▶ _AIM_
Please pull out every line that includes the string "USDC".

════

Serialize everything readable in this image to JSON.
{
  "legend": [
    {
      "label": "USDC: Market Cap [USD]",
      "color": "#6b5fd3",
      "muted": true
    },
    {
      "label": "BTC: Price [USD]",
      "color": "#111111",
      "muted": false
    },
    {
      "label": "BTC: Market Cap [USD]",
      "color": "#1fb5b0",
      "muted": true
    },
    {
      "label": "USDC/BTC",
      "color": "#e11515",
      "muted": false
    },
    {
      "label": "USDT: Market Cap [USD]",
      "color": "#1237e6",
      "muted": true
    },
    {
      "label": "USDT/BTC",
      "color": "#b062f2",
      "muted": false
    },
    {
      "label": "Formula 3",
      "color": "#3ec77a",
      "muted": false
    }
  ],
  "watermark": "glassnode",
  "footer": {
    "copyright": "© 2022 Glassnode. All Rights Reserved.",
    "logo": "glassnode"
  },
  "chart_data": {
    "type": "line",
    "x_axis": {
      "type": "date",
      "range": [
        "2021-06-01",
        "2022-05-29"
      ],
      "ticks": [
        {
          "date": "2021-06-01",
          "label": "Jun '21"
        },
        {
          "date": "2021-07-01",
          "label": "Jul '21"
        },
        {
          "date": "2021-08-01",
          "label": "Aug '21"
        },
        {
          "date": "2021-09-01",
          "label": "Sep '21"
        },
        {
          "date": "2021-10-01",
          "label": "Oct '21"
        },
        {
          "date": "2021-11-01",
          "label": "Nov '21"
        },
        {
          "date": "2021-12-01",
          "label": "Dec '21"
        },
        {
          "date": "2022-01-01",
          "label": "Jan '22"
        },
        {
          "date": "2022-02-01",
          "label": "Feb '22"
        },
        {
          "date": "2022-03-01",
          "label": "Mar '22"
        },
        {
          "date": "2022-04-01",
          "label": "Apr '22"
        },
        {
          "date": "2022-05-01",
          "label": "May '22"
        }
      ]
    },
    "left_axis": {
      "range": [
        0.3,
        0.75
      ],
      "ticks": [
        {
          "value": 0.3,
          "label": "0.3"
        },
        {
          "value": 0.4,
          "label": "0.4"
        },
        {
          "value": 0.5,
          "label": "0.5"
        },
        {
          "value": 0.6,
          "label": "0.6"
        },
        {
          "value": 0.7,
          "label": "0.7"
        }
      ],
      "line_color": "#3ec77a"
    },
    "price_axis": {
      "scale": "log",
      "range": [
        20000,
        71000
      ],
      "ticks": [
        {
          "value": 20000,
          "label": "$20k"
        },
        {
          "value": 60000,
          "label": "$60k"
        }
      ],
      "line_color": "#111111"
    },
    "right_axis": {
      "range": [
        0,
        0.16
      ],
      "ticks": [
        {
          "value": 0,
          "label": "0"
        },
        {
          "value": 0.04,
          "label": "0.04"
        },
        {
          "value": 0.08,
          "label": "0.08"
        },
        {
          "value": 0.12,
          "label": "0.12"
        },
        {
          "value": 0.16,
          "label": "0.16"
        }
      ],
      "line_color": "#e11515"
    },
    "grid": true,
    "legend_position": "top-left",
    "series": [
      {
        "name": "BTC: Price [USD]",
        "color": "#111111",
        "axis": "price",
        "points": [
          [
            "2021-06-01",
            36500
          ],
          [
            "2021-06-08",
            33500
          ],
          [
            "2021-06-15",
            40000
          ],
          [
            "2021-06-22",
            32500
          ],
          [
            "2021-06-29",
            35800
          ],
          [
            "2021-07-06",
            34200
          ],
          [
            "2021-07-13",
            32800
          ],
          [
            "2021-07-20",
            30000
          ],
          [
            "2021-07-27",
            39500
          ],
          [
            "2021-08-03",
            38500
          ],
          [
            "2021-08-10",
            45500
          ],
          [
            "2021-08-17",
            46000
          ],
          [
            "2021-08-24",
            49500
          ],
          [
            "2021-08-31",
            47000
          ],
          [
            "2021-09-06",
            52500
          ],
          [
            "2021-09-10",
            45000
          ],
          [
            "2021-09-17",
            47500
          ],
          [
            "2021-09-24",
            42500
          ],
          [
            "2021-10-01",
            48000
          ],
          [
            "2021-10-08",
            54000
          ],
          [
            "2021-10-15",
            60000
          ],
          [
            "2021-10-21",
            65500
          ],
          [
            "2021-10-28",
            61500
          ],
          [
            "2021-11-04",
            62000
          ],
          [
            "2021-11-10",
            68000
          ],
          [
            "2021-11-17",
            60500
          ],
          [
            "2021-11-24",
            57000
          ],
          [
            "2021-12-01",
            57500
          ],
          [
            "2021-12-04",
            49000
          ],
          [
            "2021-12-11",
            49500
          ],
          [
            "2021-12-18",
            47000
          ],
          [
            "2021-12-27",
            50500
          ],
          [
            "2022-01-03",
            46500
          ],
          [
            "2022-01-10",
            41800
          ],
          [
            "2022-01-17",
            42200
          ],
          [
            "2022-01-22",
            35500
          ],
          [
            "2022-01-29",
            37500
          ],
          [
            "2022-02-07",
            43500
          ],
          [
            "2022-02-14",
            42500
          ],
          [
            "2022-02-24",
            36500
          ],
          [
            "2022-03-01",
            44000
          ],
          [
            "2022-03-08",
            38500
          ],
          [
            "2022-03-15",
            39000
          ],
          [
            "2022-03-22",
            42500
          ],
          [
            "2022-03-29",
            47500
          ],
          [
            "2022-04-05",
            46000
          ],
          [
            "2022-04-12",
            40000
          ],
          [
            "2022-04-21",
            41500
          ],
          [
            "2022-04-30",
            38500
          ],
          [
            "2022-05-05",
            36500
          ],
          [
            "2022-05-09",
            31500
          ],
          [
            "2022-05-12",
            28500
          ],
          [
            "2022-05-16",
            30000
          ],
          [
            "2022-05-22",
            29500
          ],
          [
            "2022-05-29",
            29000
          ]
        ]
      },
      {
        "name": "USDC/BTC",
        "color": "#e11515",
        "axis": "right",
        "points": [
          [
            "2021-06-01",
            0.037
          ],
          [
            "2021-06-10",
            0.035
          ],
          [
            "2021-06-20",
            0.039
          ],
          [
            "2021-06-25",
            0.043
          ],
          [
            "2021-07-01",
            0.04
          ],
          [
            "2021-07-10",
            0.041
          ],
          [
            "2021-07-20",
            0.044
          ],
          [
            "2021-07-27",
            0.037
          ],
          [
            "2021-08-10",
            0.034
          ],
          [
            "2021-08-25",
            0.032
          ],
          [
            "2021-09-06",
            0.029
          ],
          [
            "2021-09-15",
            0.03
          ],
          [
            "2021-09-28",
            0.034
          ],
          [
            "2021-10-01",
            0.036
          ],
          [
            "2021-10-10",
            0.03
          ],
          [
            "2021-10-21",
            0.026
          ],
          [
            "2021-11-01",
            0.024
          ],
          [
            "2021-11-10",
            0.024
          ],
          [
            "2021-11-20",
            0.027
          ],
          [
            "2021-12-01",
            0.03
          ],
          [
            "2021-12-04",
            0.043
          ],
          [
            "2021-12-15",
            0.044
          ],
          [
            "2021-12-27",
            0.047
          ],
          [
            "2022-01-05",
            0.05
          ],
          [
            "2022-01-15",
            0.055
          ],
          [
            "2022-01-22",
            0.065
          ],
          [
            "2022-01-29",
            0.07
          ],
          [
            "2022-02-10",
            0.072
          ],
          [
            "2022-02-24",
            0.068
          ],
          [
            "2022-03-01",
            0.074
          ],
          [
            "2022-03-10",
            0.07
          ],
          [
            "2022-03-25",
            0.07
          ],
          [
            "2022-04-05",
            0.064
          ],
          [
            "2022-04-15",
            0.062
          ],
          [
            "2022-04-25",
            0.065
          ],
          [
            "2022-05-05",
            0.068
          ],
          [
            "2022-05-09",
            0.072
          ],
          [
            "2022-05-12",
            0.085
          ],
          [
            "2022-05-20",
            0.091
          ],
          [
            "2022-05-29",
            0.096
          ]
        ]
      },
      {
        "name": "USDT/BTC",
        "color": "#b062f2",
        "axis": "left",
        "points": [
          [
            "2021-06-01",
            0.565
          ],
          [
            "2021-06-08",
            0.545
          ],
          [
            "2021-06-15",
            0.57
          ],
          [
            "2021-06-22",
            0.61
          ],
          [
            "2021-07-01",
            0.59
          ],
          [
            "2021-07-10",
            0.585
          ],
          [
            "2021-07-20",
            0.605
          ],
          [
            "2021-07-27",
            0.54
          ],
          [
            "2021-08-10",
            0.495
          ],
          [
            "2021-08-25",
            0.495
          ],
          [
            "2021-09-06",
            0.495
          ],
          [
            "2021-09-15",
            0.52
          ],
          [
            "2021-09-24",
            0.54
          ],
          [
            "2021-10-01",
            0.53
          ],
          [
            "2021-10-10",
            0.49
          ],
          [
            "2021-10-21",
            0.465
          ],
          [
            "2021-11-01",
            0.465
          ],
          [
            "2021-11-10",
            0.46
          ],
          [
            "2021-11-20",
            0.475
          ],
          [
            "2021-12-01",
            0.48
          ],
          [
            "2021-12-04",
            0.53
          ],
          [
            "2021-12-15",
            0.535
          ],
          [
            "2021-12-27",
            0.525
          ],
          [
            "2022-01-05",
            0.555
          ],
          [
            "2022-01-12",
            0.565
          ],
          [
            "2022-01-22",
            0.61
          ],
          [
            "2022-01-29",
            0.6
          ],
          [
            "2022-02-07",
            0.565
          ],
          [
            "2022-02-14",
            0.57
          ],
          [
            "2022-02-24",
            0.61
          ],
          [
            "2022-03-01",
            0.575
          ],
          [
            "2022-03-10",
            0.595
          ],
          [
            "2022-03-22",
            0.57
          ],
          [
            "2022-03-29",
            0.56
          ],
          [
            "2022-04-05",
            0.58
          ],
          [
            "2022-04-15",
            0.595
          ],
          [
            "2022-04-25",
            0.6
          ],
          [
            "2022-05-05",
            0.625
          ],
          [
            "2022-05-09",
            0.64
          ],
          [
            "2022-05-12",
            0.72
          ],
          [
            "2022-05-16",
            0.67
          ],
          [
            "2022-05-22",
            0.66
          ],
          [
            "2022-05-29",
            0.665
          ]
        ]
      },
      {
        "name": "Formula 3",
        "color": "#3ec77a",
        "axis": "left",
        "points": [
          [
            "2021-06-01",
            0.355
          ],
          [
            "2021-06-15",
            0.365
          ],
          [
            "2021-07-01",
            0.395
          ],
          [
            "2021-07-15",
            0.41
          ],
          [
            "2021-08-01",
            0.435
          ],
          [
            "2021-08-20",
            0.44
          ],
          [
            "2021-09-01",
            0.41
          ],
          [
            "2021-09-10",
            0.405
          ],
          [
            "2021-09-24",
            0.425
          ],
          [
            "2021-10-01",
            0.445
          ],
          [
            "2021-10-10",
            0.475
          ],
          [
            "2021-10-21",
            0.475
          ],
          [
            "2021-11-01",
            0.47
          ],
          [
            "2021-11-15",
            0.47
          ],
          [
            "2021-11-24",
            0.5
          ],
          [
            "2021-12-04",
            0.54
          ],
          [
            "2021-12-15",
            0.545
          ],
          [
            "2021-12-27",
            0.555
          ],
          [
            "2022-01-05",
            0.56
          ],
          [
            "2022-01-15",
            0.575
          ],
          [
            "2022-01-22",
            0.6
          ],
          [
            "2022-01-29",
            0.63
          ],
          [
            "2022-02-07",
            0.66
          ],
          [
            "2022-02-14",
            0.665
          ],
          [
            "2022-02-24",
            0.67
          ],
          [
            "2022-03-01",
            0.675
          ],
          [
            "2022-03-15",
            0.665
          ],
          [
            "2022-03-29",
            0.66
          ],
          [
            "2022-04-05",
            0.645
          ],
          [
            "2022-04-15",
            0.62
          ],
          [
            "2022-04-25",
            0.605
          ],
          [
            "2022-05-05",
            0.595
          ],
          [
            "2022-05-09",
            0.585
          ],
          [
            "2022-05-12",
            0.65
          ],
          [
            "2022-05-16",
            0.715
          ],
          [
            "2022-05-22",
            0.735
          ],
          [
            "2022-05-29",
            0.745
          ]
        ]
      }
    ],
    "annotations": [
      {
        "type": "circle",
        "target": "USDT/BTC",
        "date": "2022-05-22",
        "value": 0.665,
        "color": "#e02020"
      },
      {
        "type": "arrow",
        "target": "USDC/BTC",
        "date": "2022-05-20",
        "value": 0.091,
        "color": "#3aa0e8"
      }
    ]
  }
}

════

▶ _SOLUTION TO THE PROBLEM_
      "label": "USDC: Market Cap [USD]",
      "label": "USDC/BTC",
        "name": "USDC/BTC",
        "target": "USDC/BTC",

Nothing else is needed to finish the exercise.